아래의 행을 모두 한 글자도 바꾸지 말고 그대로 다시 적으십시오.

[저장된 데이터셋 항목]
###
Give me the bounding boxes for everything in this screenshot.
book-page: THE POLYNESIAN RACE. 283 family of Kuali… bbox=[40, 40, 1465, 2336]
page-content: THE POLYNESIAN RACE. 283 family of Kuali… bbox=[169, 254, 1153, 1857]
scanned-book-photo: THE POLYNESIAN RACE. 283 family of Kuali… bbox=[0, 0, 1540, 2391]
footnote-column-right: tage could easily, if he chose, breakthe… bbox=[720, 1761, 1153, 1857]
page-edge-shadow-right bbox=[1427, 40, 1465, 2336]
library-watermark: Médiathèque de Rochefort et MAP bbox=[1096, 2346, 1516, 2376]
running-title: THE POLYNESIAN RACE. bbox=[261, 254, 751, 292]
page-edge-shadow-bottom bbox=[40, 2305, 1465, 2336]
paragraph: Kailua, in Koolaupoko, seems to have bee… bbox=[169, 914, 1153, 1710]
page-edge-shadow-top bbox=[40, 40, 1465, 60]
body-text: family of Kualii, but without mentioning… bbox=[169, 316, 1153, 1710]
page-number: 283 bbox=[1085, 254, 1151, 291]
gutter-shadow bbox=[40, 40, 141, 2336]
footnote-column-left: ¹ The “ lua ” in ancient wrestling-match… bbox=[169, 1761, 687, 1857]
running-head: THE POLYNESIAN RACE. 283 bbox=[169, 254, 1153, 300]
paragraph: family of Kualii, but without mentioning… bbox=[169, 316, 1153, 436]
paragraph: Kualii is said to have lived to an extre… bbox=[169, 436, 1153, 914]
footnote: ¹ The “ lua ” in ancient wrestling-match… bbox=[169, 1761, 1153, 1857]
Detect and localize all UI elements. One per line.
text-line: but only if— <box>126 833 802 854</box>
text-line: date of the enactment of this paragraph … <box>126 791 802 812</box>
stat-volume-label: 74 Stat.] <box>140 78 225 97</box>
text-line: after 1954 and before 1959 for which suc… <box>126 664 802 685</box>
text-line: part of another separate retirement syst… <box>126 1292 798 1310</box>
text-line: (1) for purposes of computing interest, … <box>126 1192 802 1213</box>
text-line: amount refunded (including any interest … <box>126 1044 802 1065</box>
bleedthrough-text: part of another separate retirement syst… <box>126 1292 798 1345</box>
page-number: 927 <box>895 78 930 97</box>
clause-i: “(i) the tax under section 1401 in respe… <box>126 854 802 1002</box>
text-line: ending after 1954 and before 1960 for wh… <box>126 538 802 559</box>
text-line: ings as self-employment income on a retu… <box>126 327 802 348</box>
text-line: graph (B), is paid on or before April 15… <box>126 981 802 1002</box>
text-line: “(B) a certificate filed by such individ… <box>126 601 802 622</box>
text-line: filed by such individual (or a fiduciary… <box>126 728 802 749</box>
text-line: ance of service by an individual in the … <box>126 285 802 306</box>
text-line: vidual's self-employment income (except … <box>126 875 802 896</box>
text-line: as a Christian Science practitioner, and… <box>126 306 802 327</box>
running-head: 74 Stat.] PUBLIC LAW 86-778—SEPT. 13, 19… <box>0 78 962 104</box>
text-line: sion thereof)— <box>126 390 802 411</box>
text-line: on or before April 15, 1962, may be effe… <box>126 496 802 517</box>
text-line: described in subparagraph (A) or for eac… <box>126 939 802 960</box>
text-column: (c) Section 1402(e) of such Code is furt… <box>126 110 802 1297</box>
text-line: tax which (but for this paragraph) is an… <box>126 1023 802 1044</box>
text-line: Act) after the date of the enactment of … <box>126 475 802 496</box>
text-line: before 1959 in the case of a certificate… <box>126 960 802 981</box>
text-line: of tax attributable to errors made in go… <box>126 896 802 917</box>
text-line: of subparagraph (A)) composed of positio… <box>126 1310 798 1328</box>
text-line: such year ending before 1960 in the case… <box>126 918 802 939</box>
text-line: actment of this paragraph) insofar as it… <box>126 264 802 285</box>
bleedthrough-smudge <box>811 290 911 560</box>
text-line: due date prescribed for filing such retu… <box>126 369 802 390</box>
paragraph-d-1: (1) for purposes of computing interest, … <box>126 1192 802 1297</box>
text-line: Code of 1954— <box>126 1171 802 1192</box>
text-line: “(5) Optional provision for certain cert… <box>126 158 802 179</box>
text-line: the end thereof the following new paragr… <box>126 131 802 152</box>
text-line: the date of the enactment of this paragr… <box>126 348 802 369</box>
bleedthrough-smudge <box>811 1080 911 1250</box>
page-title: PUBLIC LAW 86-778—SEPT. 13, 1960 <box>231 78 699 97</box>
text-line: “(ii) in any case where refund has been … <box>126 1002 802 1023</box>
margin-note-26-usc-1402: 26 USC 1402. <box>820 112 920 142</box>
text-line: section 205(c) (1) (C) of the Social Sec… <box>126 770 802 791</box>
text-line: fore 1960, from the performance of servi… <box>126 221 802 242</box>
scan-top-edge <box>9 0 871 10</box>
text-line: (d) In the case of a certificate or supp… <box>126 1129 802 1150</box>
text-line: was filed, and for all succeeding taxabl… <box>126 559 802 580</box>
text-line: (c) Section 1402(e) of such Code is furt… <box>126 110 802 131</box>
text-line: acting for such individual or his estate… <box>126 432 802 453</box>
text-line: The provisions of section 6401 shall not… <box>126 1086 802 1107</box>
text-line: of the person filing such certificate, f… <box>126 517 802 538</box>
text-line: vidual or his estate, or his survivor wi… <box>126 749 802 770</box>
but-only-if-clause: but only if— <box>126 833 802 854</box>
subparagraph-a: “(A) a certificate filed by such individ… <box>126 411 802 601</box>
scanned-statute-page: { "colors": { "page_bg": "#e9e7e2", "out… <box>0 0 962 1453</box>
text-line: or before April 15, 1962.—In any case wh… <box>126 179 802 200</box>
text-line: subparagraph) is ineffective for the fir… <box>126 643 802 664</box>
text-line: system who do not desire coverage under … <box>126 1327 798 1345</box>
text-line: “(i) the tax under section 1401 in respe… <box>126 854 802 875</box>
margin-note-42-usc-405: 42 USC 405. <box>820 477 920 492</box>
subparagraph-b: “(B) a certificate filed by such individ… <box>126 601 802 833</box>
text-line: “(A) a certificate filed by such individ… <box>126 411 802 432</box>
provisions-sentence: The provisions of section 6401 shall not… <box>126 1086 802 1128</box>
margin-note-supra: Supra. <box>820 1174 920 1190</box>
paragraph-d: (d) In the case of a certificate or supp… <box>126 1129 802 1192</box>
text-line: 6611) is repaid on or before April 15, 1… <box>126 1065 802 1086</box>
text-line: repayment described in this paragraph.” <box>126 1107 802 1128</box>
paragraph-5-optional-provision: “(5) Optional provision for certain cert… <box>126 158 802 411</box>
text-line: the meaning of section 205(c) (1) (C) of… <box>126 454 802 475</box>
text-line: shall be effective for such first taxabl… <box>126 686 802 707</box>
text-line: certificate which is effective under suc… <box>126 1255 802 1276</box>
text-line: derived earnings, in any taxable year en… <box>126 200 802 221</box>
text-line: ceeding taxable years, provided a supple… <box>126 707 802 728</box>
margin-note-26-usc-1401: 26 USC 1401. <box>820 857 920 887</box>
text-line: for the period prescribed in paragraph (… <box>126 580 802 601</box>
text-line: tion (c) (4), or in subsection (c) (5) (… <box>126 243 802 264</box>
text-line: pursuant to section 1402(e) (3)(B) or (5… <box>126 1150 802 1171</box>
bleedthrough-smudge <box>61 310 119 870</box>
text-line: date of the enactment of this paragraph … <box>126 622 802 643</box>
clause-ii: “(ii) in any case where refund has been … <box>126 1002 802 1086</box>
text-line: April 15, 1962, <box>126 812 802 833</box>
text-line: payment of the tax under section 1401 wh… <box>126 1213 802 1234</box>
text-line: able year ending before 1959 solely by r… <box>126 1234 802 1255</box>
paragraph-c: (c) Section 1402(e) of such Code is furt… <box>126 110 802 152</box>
###
_과제 응답_.
Give me the bounding boxes for everything in this screenshot.
book-page: THE POLYNESIAN RACE. 283 family of Kuali… bbox=[40, 40, 1465, 2336]
page-content: THE POLYNESIAN RACE. 283 family of Kuali… bbox=[169, 254, 1153, 1857]
scanned-book-photo: THE POLYNESIAN RACE. 283 family of Kuali… bbox=[0, 0, 1540, 2391]
footnote-column-right: tage could easily, if he chose, breakthe… bbox=[720, 1761, 1153, 1857]
page-edge-shadow-right bbox=[1427, 40, 1465, 2336]
library-watermark: Médiathèque de Rochefort et MAP bbox=[1096, 2346, 1516, 2376]
running-title: THE POLYNESIAN RACE. bbox=[261, 254, 751, 292]
page-edge-shadow-bottom bbox=[40, 2305, 1465, 2336]
paragraph: Kailua, in Koolaupoko, seems to have bee… bbox=[169, 914, 1153, 1710]
page-edge-shadow-top bbox=[40, 40, 1465, 60]
body-text: family of Kualii, but without mentioning… bbox=[169, 316, 1153, 1710]
page-number: 283 bbox=[1085, 254, 1151, 291]
gutter-shadow bbox=[40, 40, 141, 2336]
footnote-column-left: ¹ The “ lua ” in ancient wrestling-match… bbox=[169, 1761, 687, 1857]
running-head: THE POLYNESIAN RACE. 283 bbox=[169, 254, 1153, 300]
paragraph: family of Kualii, but without mentioning… bbox=[169, 316, 1153, 436]
paragraph: Kualii is said to have lived to an extre… bbox=[169, 436, 1153, 914]
footnote: ¹ The “ lua ” in ancient wrestling-match… bbox=[169, 1761, 1153, 1857]
Detect and localize all UI elements. One per line.
text-line: but only if— <box>126 833 802 854</box>
text-line: date of the enactment of this paragraph … <box>126 791 802 812</box>
stat-volume-label: 74 Stat.] <box>140 78 225 97</box>
text-line: after 1954 and before 1959 for which suc… <box>126 664 802 685</box>
text-line: part of another separate retirement syst… <box>126 1292 798 1310</box>
text-line: (1) for purposes of computing interest, … <box>126 1192 802 1213</box>
text-line: amount refunded (including any interest … <box>126 1044 802 1065</box>
bleedthrough-text: part of another separate retirement syst… <box>126 1292 798 1345</box>
page-number: 927 <box>895 78 930 97</box>
clause-i: “(i) the tax under section 1401 in respe… <box>126 854 802 1002</box>
text-line: ending after 1954 and before 1960 for wh… <box>126 538 802 559</box>
text-line: ings as self-employment income on a retu… <box>126 327 802 348</box>
text-line: graph (B), is paid on or before April 15… <box>126 981 802 1002</box>
text-line: “(B) a certificate filed by such individ… <box>126 601 802 622</box>
text-line: filed by such individual (or a fiduciary… <box>126 728 802 749</box>
text-line: ance of service by an individual in the … <box>126 285 802 306</box>
text-line: vidual's self-employment income (except … <box>126 875 802 896</box>
text-line: as a Christian Science practitioner, and… <box>126 306 802 327</box>
running-head: 74 Stat.] PUBLIC LAW 86-778—SEPT. 13, 19… <box>0 78 962 104</box>
text-line: sion thereof)— <box>126 390 802 411</box>
text-line: on or before April 15, 1962, may be effe… <box>126 496 802 517</box>
text-line: described in subparagraph (A) or for eac… <box>126 939 802 960</box>
text-column: (c) Section 1402(e) of such Code is furt… <box>126 110 802 1297</box>
text-line: tax which (but for this paragraph) is an… <box>126 1023 802 1044</box>
text-line: Act) after the date of the enactment of … <box>126 475 802 496</box>
text-line: before 1959 in the case of a certificate… <box>126 960 802 981</box>
text-line: of tax attributable to errors made in go… <box>126 896 802 917</box>
text-line: of subparagraph (A)) composed of positio… <box>126 1310 798 1328</box>
text-line: such year ending before 1960 in the case… <box>126 918 802 939</box>
text-line: actment of this paragraph) insofar as it… <box>126 264 802 285</box>
bleedthrough-smudge <box>811 290 911 560</box>
text-line: due date prescribed for filing such retu… <box>126 369 802 390</box>
paragraph-d-1: (1) for purposes of computing interest, … <box>126 1192 802 1297</box>
text-line: Code of 1954— <box>126 1171 802 1192</box>
text-line: “(5) Optional provision for certain cert… <box>126 158 802 179</box>
text-line: the end thereof the following new paragr… <box>126 131 802 152</box>
text-line: the date of the enactment of this paragr… <box>126 348 802 369</box>
bleedthrough-smudge <box>811 1080 911 1250</box>
page-title: PUBLIC LAW 86-778—SEPT. 13, 1960 <box>231 78 699 97</box>
text-line: “(ii) in any case where refund has been … <box>126 1002 802 1023</box>
margin-note-26-usc-1402: 26 USC 1402. <box>820 112 920 142</box>
text-line: section 205(c) (1) (C) of the Social Sec… <box>126 770 802 791</box>
text-line: fore 1960, from the performance of servi… <box>126 221 802 242</box>
scan-top-edge <box>9 0 871 10</box>
text-line: (d) In the case of a certificate or supp… <box>126 1129 802 1150</box>
text-line: was filed, and for all succeeding taxabl… <box>126 559 802 580</box>
text-line: (c) Section 1402(e) of such Code is furt… <box>126 110 802 131</box>
text-line: acting for such individual or his estate… <box>126 432 802 453</box>
text-line: The provisions of section 6401 shall not… <box>126 1086 802 1107</box>
text-line: of the person filing such certificate, f… <box>126 517 802 538</box>
text-line: vidual or his estate, or his survivor wi… <box>126 749 802 770</box>
but-only-if-clause: but only if— <box>126 833 802 854</box>
subparagraph-a: “(A) a certificate filed by such individ… <box>126 411 802 601</box>
scanned-statute-page: { "colors": { "page_bg": "#e9e7e2", "out… <box>0 0 962 1453</box>
text-line: or before April 15, 1962.—In any case wh… <box>126 179 802 200</box>
text-line: subparagraph) is ineffective for the fir… <box>126 643 802 664</box>
text-line: system who do not desire coverage under … <box>126 1327 798 1345</box>
text-line: “(i) the tax under section 1401 in respe… <box>126 854 802 875</box>
margin-note-42-usc-405: 42 USC 405. <box>820 477 920 492</box>
subparagraph-b: “(B) a certificate filed by such individ… <box>126 601 802 833</box>
text-line: “(A) a certificate filed by such individ… <box>126 411 802 432</box>
provisions-sentence: The provisions of section 6401 shall not… <box>126 1086 802 1128</box>
margin-note-supra: Supra. <box>820 1174 920 1190</box>
paragraph-d: (d) In the case of a certificate or supp… <box>126 1129 802 1192</box>
text-line: 6611) is repaid on or before April 15, 1… <box>126 1065 802 1086</box>
text-line: repayment described in this paragraph.” <box>126 1107 802 1128</box>
paragraph-5-optional-provision: “(5) Optional provision for certain cert… <box>126 158 802 411</box>
text-line: the meaning of section 205(c) (1) (C) of… <box>126 454 802 475</box>
text-line: shall be effective for such first taxabl… <box>126 686 802 707</box>
text-line: certificate which is effective under suc… <box>126 1255 802 1276</box>
text-line: derived earnings, in any taxable year en… <box>126 200 802 221</box>
text-line: ceeding taxable years, provided a supple… <box>126 707 802 728</box>
margin-note-26-usc-1401: 26 USC 1401. <box>820 857 920 887</box>
text-line: for the period prescribed in paragraph (… <box>126 580 802 601</box>
text-line: tion (c) (4), or in subsection (c) (5) (… <box>126 243 802 264</box>
text-line: pursuant to section 1402(e) (3)(B) or (5… <box>126 1150 802 1171</box>
bleedthrough-smudge <box>61 310 119 870</box>
text-line: date of the enactment of this paragraph … <box>126 622 802 643</box>
clause-ii: “(ii) in any case where refund has been … <box>126 1002 802 1086</box>
text-line: April 15, 1962, <box>126 812 802 833</box>
text-line: payment of the tax under section 1401 wh… <box>126 1213 802 1234</box>
text-line: able year ending before 1959 solely by r… <box>126 1234 802 1255</box>
paragraph-c: (c) Section 1402(e) of such Code is furt… <box>126 110 802 152</box>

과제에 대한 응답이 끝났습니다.